WRITTEN TASK.
Print out each entry below exactly, please.

■ ■ ■

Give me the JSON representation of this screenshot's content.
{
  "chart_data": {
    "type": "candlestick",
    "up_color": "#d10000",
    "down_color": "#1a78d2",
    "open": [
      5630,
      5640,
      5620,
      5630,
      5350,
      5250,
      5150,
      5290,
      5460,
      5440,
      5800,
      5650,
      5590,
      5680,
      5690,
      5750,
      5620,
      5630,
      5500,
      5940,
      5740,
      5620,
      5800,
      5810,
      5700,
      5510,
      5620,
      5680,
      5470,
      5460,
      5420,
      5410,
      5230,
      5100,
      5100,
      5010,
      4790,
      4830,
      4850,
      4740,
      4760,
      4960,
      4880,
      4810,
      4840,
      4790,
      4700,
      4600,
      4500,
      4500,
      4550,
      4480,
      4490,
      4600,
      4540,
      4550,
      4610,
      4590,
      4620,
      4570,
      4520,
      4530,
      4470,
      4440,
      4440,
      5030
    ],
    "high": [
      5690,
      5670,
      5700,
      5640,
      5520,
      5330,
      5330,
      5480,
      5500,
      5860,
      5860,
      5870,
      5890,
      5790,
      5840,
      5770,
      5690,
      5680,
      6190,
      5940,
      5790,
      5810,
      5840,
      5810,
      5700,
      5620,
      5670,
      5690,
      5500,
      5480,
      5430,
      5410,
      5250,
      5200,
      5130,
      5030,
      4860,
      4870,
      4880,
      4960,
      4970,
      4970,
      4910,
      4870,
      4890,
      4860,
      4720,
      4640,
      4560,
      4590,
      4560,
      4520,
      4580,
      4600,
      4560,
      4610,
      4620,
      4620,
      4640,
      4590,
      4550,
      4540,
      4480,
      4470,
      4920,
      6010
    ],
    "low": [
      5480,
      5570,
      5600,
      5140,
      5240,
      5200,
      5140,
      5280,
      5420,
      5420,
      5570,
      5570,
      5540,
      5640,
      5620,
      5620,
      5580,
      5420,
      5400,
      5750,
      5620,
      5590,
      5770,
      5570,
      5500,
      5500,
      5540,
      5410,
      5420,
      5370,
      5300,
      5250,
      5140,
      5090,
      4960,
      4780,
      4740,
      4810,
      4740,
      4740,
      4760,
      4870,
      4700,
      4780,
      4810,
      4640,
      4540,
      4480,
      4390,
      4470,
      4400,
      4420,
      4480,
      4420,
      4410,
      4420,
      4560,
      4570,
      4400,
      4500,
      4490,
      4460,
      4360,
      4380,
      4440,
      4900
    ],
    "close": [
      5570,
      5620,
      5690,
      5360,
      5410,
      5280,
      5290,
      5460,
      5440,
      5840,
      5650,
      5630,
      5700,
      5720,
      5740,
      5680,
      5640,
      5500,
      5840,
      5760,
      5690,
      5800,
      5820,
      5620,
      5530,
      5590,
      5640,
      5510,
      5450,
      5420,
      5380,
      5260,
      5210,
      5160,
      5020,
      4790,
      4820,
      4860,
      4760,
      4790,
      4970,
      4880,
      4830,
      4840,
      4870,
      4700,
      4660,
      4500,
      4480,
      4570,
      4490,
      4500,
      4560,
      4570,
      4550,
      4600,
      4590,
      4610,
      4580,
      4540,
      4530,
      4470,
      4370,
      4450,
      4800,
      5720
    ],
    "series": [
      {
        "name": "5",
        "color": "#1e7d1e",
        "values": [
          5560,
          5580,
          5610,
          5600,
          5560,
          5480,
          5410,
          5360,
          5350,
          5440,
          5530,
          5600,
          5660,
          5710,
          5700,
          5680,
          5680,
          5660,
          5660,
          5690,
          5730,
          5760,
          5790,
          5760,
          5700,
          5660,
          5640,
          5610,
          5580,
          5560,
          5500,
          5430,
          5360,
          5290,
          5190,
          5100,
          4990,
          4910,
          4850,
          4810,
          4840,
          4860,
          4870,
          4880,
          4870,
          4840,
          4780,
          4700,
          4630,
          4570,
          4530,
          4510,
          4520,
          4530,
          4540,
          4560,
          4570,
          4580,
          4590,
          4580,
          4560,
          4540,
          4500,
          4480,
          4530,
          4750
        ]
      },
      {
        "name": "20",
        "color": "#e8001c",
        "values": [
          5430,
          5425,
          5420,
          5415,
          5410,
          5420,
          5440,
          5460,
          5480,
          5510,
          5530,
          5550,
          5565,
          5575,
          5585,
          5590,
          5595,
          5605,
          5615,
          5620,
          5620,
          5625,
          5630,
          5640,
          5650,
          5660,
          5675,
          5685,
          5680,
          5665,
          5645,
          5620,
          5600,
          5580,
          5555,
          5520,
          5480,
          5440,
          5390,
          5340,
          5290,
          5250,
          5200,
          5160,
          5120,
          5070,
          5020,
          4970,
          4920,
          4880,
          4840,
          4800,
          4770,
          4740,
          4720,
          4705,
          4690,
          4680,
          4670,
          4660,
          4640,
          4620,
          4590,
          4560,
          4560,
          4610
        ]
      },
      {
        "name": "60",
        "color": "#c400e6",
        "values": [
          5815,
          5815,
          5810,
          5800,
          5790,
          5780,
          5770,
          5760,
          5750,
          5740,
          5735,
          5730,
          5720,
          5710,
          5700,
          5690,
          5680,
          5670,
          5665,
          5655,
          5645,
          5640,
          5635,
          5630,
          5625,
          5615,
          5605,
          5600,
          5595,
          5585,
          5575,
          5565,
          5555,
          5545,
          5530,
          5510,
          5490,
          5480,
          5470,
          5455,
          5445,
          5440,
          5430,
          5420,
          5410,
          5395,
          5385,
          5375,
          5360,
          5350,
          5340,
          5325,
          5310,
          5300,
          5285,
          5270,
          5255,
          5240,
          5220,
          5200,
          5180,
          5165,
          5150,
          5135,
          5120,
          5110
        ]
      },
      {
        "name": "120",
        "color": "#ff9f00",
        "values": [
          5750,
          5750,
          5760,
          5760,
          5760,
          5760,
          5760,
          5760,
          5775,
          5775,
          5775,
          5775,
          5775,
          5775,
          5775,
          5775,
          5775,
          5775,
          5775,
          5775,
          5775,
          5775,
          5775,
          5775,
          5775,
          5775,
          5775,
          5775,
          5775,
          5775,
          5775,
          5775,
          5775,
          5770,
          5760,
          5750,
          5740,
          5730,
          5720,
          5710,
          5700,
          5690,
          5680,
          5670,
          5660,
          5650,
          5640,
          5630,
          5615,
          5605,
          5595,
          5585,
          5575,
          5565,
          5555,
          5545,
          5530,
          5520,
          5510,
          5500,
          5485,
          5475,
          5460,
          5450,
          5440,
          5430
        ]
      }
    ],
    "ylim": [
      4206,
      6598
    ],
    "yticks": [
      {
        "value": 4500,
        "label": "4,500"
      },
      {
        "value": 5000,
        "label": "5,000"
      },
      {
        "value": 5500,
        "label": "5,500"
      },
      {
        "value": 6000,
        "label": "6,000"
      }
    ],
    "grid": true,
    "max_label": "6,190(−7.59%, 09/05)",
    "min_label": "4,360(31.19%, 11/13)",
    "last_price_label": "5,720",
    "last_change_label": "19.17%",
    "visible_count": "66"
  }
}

■ ■ ■

EXERCISE RESULT.
Give me the JSON representation of this screenshot's content.
{
  "chart_data": {
    "type": "candlestick",
    "up_color": "#d10000",
    "down_color": "#1a78d2",
    "open": [
      5630,
      5640,
      5620,
      5630,
      5350,
      5250,
      5150,
      5290,
      5460,
      5440,
      5800,
      5650,
      5590,
      5680,
      5690,
      5750,
      5620,
      5630,
      5500,
      5940,
      5740,
      5620,
      5800,
      5810,
      5700,
      5510,
      5620,
      5680,
      5470,
      5460,
      5420,
      5410,
      5230,
      5100,
      5100,
      5010,
      4790,
      4830,
      4850,
      4740,
      4760,
      4960,
      4880,
      4810,
      4840,
      4790,
      4700,
      4600,
      4500,
      4500,
      4550,
      4480,
      4490,
      4600,
      4540,
      4550,
      4610,
      4590,
      4620,
      4570,
      4520,
      4530,
      4470,
      4440,
      4440,
      5030
    ],
    "high": [
      5690,
      5670,
      5700,
      5640,
      5520,
      5330,
      5330,
      5480,
      5500,
      5860,
      5860,
      5870,
      5890,
      5790,
      5840,
      5770,
      5690,
      5680,
      6190,
      5940,
      5790,
      5810,
      5840,
      5810,
      5700,
      5620,
      5670,
      5690,
      5500,
      5480,
      5430,
      5410,
      5250,
      5200,
      5130,
      5030,
      4860,
      4870,
      4880,
      4960,
      4970,
      4970,
      4910,
      4870,
      4890,
      4860,
      4720,
      4640,
      4560,
      4590,
      4560,
      4520,
      4580,
      4600,
      4560,
      4610,
      4620,
      4620,
      4640,
      4590,
      4550,
      4540,
      4480,
      4470,
      4920,
      6010
    ],
    "low": [
      5480,
      5570,
      5600,
      5140,
      5240,
      5200,
      5140,
      5280,
      5420,
      5420,
      5570,
      5570,
      5540,
      5640,
      5620,
      5620,
      5580,
      5420,
      5400,
      5750,
      5620,
      5590,
      5770,
      5570,
      5500,
      5500,
      5540,
      5410,
      5420,
      5370,
      5300,
      5250,
      5140,
      5090,
      4960,
      4780,
      4740,
      4810,
      4740,
      4740,
      4760,
      4870,
      4700,
      4780,
      4810,
      4640,
      4540,
      4480,
      4390,
      4470,
      4400,
      4420,
      4480,
      4420,
      4410,
      4420,
      4560,
      4570,
      4400,
      4500,
      4490,
      4460,
      4360,
      4380,
      4440,
      4900
    ],
    "close": [
      5570,
      5620,
      5690,
      5360,
      5410,
      5280,
      5290,
      5460,
      5440,
      5840,
      5650,
      5630,
      5700,
      5720,
      5740,
      5680,
      5640,
      5500,
      5840,
      5760,
      5690,
      5800,
      5820,
      5620,
      5530,
      5590,
      5640,
      5510,
      5450,
      5420,
      5380,
      5260,
      5210,
      5160,
      5020,
      4790,
      4820,
      4860,
      4760,
      4790,
      4970,
      4880,
      4830,
      4840,
      4870,
      4700,
      4660,
      4500,
      4480,
      4570,
      4490,
      4500,
      4560,
      4570,
      4550,
      4600,
      4590,
      4610,
      4580,
      4540,
      4530,
      4470,
      4370,
      4450,
      4800,
      5720
    ],
    "series": [
      {
        "name": "5",
        "color": "#1e7d1e",
        "values": [
          5560,
          5580,
          5610,
          5600,
          5560,
          5480,
          5410,
          5360,
          5350,
          5440,
          5530,
          5600,
          5660,
          5710,
          5700,
          5680,
          5680,
          5660,
          5660,
          5690,
          5730,
          5760,
          5790,
          5760,
          5700,
          5660,
          5640,
          5610,
          5580,
          5560,
          5500,
          5430,
          5360,
          5290,
          5190,
          5100,
          4990,
          4910,
          4850,
          4810,
          4840,
          4860,
          4870,
          4880,
          4870,
          4840,
          4780,
          4700,
          4630,
          4570,
          4530,
          4510,
          4520,
          4530,
          4540,
          4560,
          4570,
          4580,
          4590,
          4580,
          4560,
          4540,
          4500,
          4480,
          4530,
          4750
        ]
      },
      {
        "name": "20",
        "color": "#e8001c",
        "values": [
          5430,
          5425,
          5420,
          5415,
          5410,
          5420,
          5440,
          5460,
          5480,
          5510,
          5530,
          5550,
          5565,
          5575,
          5585,
          5590,
          5595,
          5605,
          5615,
          5620,
          5620,
          5625,
          5630,
          5640,
          5650,
          5660,
          5675,
          5685,
          5680,
          5665,
          5645,
          5620,
          5600,
          5580,
          5555,
          5520,
          5480,
          5440,
          5390,
          5340,
          5290,
          5250,
          5200,
          5160,
          5120,
          5070,
          5020,
          4970,
          4920,
          4880,
          4840,
          4800,
          4770,
          4740,
          4720,
          4705,
          4690,
          4680,
          4670,
          4660,
          4640,
          4620,
          4590,
          4560,
          4560,
          4610
        ]
      },
      {
        "name": "60",
        "color": "#c400e6",
        "values": [
          5815,
          5815,
          5810,
          5800,
          5790,
          5780,
          5770,
          5760,
          5750,
          5740,
          5735,
          5730,
          5720,
          5710,
          5700,
          5690,
          5680,
          5670,
          5665,
          5655,
          5645,
          5640,
          5635,
          5630,
          5625,
          5615,
          5605,
          5600,
          5595,
          5585,
          5575,
          5565,
          5555,
          5545,
          5530,
          5510,
          5490,
          5480,
          5470,
          5455,
          5445,
          5440,
          5430,
          5420,
          5410,
          5395,
          5385,
          5375,
          5360,
          5350,
          5340,
          5325,
          5310,
          5300,
          5285,
          5270,
          5255,
          5240,
          5220,
          5200,
          5180,
          5165,
          5150,
          5135,
          5120,
          5110
        ]
      },
      {
        "name": "120",
        "color": "#ff9f00",
        "values": [
          5750,
          5750,
          5760,
          5760,
          5760,
          5760,
          5760,
          5760,
          5775,
          5775,
          5775,
          5775,
          5775,
          5775,
          5775,
          5775,
          5775,
          5775,
          5775,
          5775,
          5775,
          5775,
          5775,
          5775,
          5775,
          5775,
          5775,
          5775,
          5775,
          5775,
          5775,
          5775,
          5775,
          5770,
          5760,
          5750,
          5740,
          5730,
          5720,
          5710,
          5700,
          5690,
          5680,
          5670,
          5660,
          5650,
          5640,
          5630,
          5615,
          5605,
          5595,
          5585,
          5575,
          5565,
          5555,
          5545,
          5530,
          5520,
          5510,
          5500,
          5485,
          5475,
          5460,
          5450,
          5440,
          5430
        ]
      }
    ],
    "ylim": [
      4206,
      6598
    ],
    "yticks": [
      {
        "value": 4500,
        "label": "4,500"
      },
      {
        "value": 5000,
        "label": "5,000"
      },
      {
        "value": 5500,
        "label": "5,500"
      },
      {
        "value": 6000,
        "label": "6,000"
      }
    ],
    "grid": true,
    "max_label": "6,190(−7.59%, 09/05)",
    "min_label": "4,360(31.19%, 11/13)",
    "last_price_label": "5,720",
    "last_change_label": "19.17%",
    "visible_count": "66"
  }
}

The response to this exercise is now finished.